**DIRECTION**
Find all the lines with "fossa" and gather them.

-- Start DATA SUPPLIED --

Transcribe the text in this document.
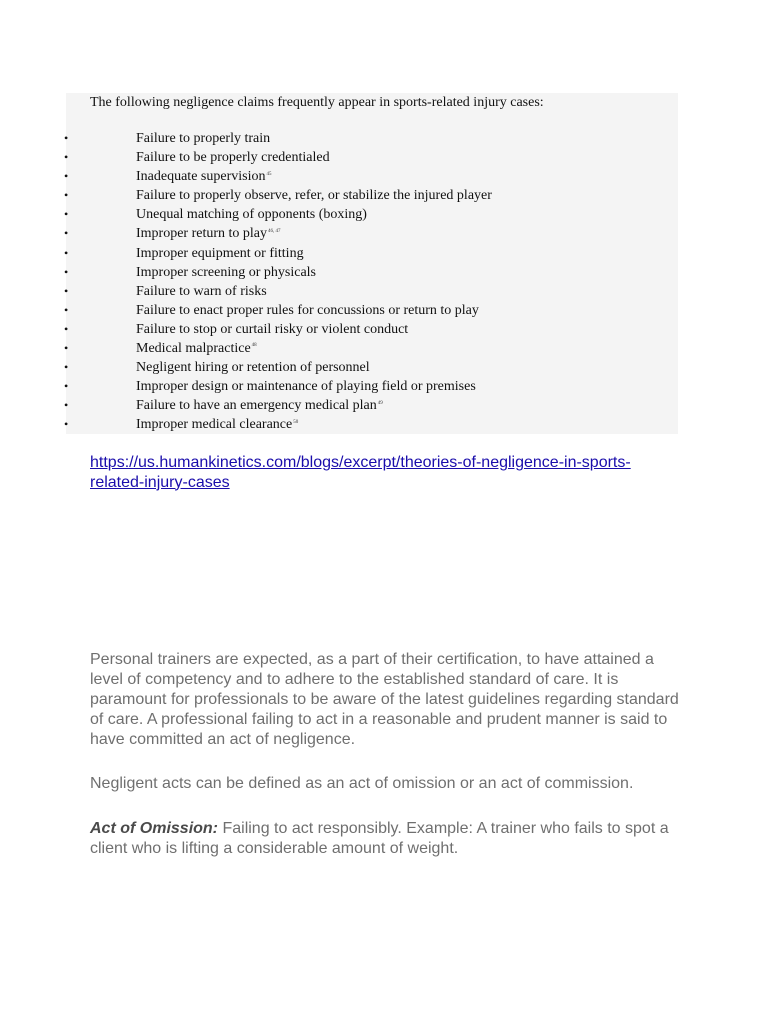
The following negligence claims frequently appear in sports-related injury cases:
•	Failure to properly train
•	Failure to be properly credentialed
•	Inadequate supervision$^{45}$
•	Failure to properly observe, refer, or stabilize the injured player
•	Unequal matching of opponents (boxing)
•	Improper return to play$^{46, 47}$
•	Improper equipment or fitting
•	Improper screening or physicals
•	Failure to warn of risks
•	Failure to enact proper rules for concussions or return to play
•	Failure to stop or curtail risky or violent conduct
•	Medical malpractice$^{48}$
•	Negligent hiring or retention of personnel
•	Improper design or maintenance of playing field or premises
•	Failure to have an emergency medical plan$^{49}$
•	Improper medical clearance$^{50}$
https://us.humankinetics.com/blogs/excerpt/theories-of-negligence-in-sports-related-injury-cases

Personal trainers are expected, as a part of their certification, to have attained a level of competency and to adhere to the established standard of care. It is paramount for professionals to be aware of the latest guidelines regarding standard of care. A professional failing to act in a reasonable and prudent manner is said to have committed an act of negligence.

Negligent acts can be defined as an act of omission or an act of commission.

Act of Omission: Failing to act responsibly. Example: A trainer who fails to spot a client who is lifting a considerable amount of weight.
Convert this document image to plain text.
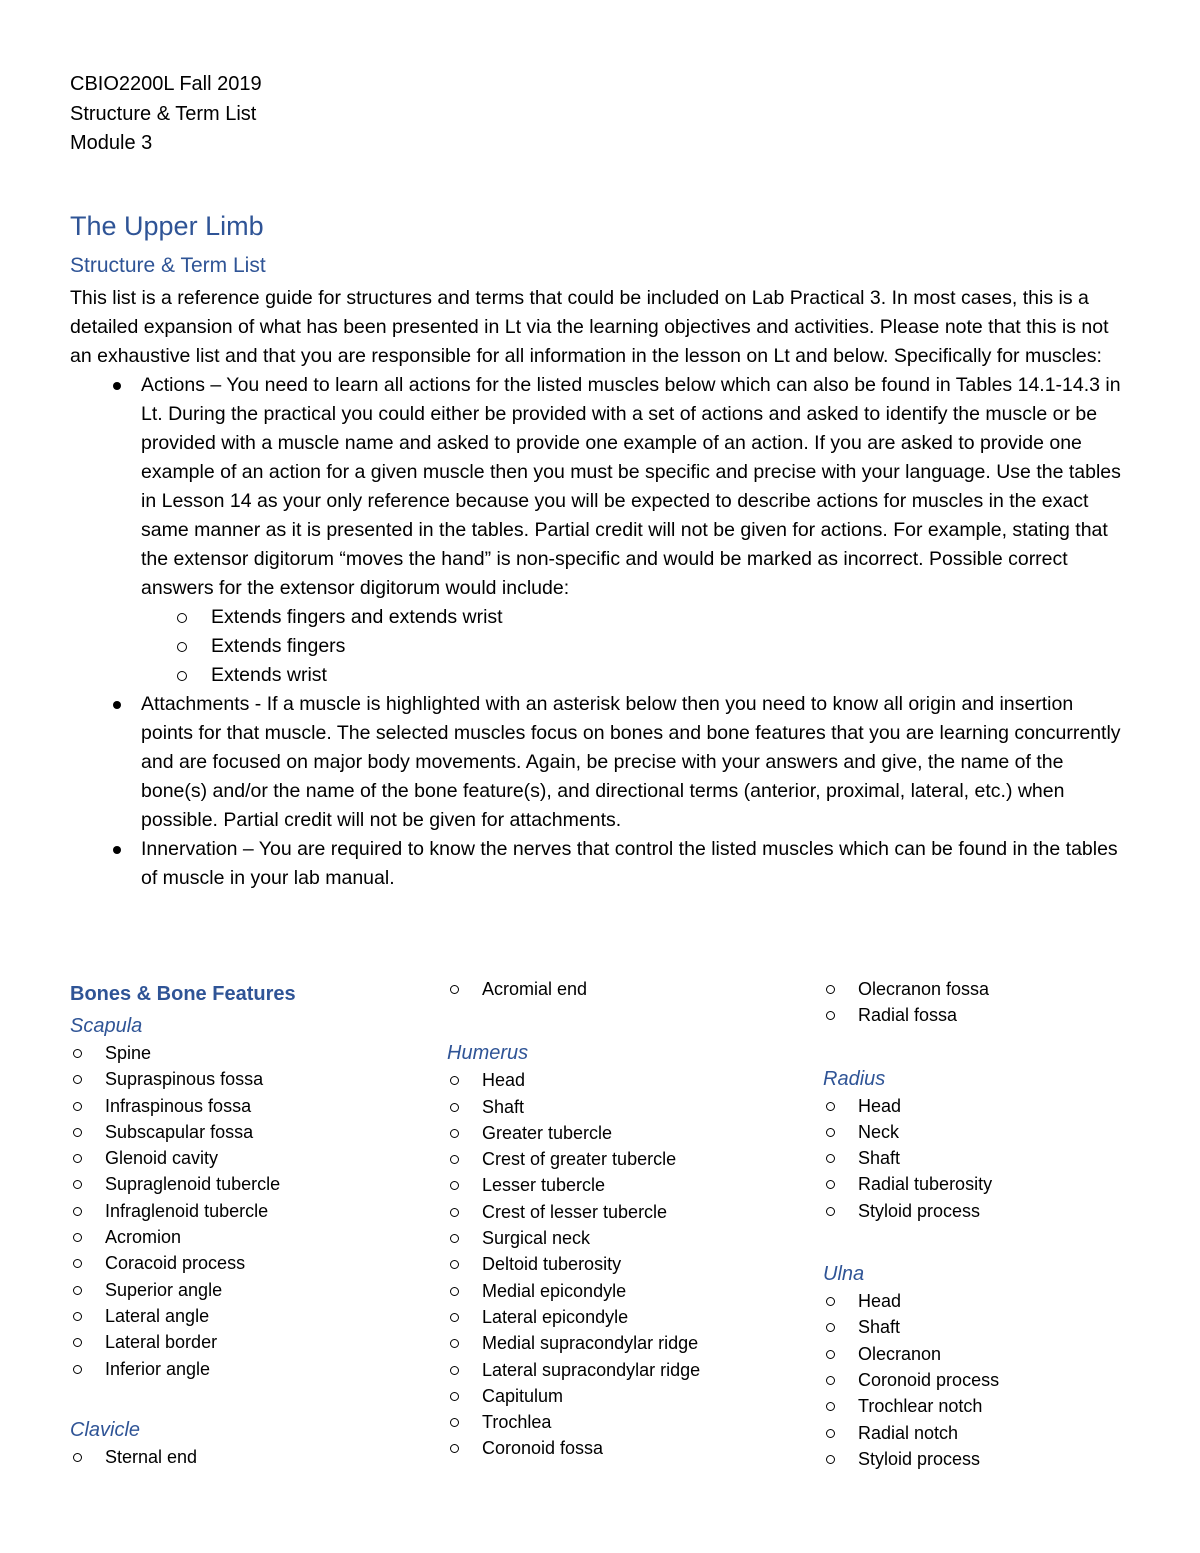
CBIO2200L Fall 2019
Structure & Term List
Module 3
The Upper Limb
Structure & Term List

This list is a reference guide for structures and terms that could be included on Lab Practical 3. In most cases, this is a detailed expansion of what has been presented in Lt via the learning objectives and activities. Please note that this is not an exhaustive list and that you are responsible for all information in the lesson on Lt and below. Specifically for muscles:

Actions – You need to learn all actions for the listed muscles below which can also be found in Tables 14.1-14.3 in Lt. During the practical you could either be provided with a set of actions and asked to identify the muscle or be provided with a muscle name and asked to provide one example of an action. If you are asked to provide one example of an action for a given muscle then you must be specific and precise with your language. Use the tables in Lesson 14 as your only reference because you will be expected to describe actions for muscles in the exact same manner as it is presented in the tables. Partial credit will not be given for actions. For example, stating that the extensor digitorum “moves the hand” is non-specific and would be marked as incorrect. Possible correct answers for the extensor digitorum would include:
Extends fingers and extends wrist
Extends fingers
Extends wrist
Attachments - If a muscle is highlighted with an asterisk below then you need to know all origin and insertion points for that muscle. The selected muscles focus on bones and bone features that you are learning concurrently and are focused on major body movements. Again, be precise with your answers and give, the name of the bone(s) and/or the name of the bone feature(s), and directional terms (anterior, proximal, lateral, etc.) when possible. Partial credit will not be given for attachments.
Innervation – You are required to know the nerves that control the listed muscles which can be found in the tables of muscle in your lab manual.
Bones & Bone Features
Scapula
Spine
Supraspinous fossa
Infraspinous fossa
Subscapular fossa
Glenoid cavity
Supraglenoid tubercle
Infraglenoid tubercle
Acromion
Coracoid process
Superior angle
Lateral angle
Lateral border
Inferior angle
Clavicle
Sternal end
Acromial end
Humerus
Head
Shaft
Greater tubercle
Crest of greater tubercle
Lesser tubercle
Crest of lesser tubercle
Surgical neck
Deltoid tuberosity
Medial epicondyle
Lateral epicondyle
Medial supracondylar ridge
Lateral supracondylar ridge
Capitulum
Trochlea
Coronoid fossa
Olecranon fossa
Radial fossa
Radius
Head
Neck
Shaft
Radial tuberosity
Styloid process
Ulna
Head
Shaft
Olecranon
Coronoid process
Trochlear notch
Radial notch
Styloid process
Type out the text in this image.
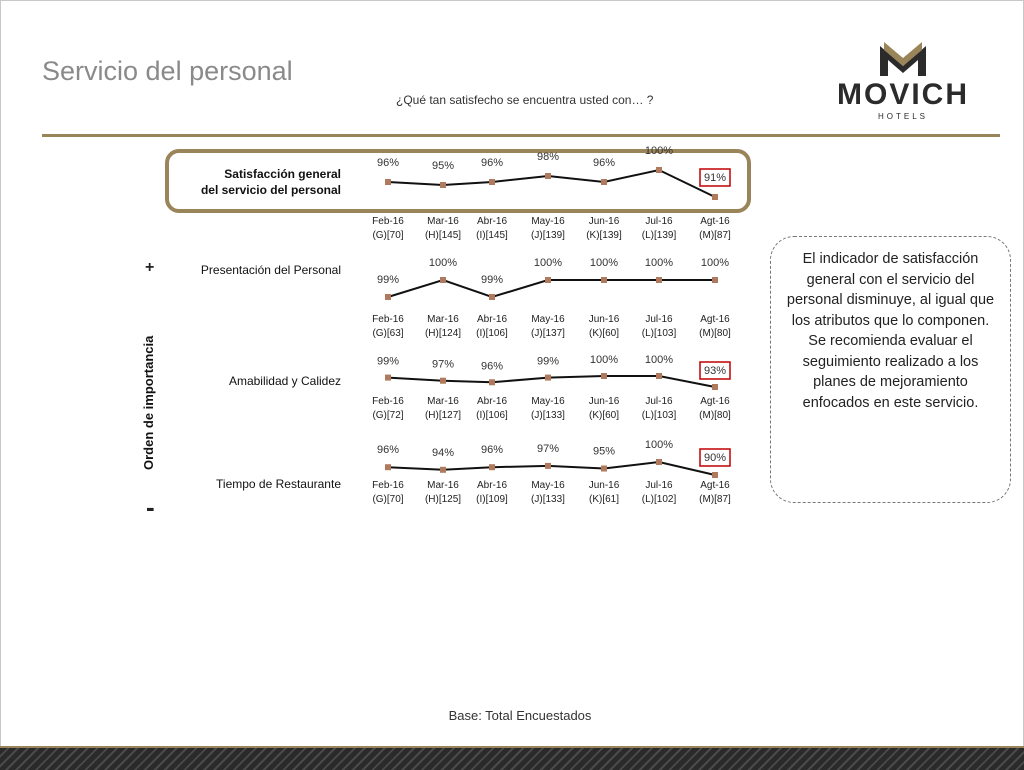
Servicio del personal
¿Qué tan satisfecho se encuentra usted con… ?	MOVICH
HOTELS
Satisfacción general
del servicio del personal
Presentación del Personal
Amabilidad y Calidez
Tiempo de Restaurante
+
Orden de importancia
-
96%
Feb-16
(G)[70]
95%
Mar-16
(H)[145]
96%
Abr-16
(I)[145]
98%
May-16
(J)[139]
96%
Jun-16
(K)[139]
100%
Jul-16
(L)[139]
91%
Agt-16
(M)[87]
99%
Feb-16
(G)[63]
100%
Mar-16
(H)[124]
99%
Abr-16
(I)[106]
100%
May-16
(J)[137]
100%
Jun-16
(K)[60]
100%
Jul-16
(L)[103]
100%
Agt-16
(M)[80]
99%
Feb-16
(G)[72]
97%
Mar-16
(H)[127]
96%
Abr-16
(I)[106]
99%
May-16
(J)[133]
100%
Jun-16
(K)[60]
100%
Jul-16
(L)[103]
93%
Agt-16
(M)[80]
96%
Feb-16
(G)[70]
94%
Mar-16
(H)[125]
96%
Abr-16
(I)[109]
97%
May-16
(J)[133]
95%
Jun-16
(K)[61]
100%
Jul-16
(L)[102]
90%
Agt-16
(M)[87]
El indicador de satisfacción general con el servicio del personal disminuye, al igual que los atributos que lo componen. Se recomienda evaluar el seguimiento realizado a los planes de mejoramiento enfocados en este servicio.
Base: Total Encuestados
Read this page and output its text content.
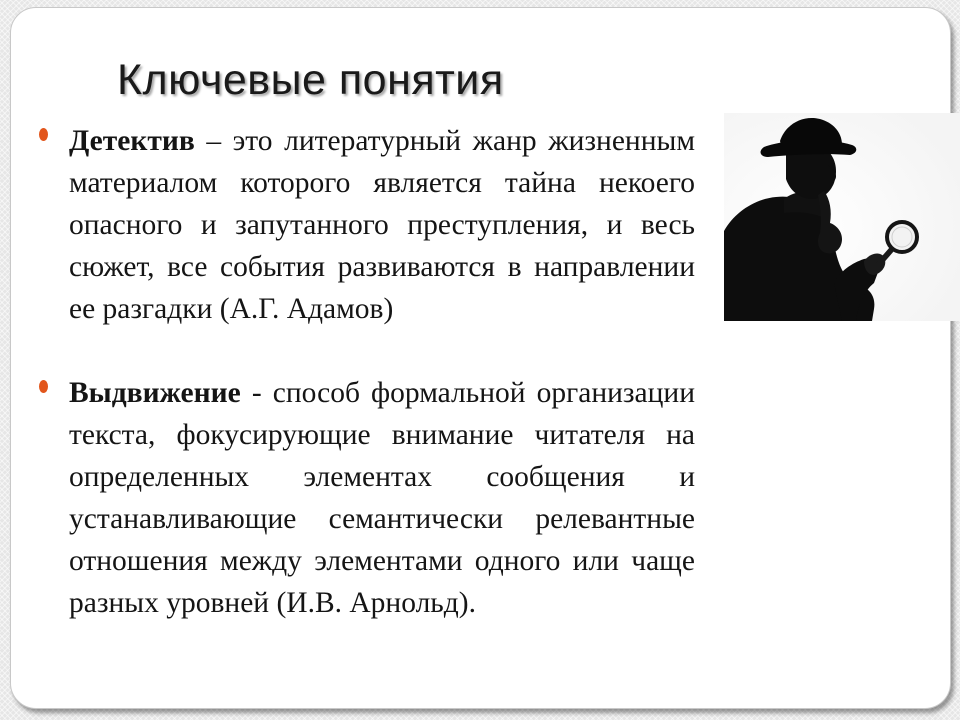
Ключевые понятия
Детектив – это литературный жанр жизненным материалом которого является тайна некоего опасного и запутанного преступления, и весь сюжет, все события развиваются в направлении ее разгадки (А.Г. Адамов)
Выдвижение - способ формальной организации текста, фокусирующие внимание читателя на определенных элементах сообщения и устанавливающие семантически релевантные отношения между элементами одного или чаще разных уровней (И.В. Арнольд).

-- End DATA SUPPLIED --

**OUTPUT OF THE TASK**
Supraspinous fossa
Infraspinous fossa
Subscapular fossa
Coronoid fossa
Olecranon fossa
Radial fossa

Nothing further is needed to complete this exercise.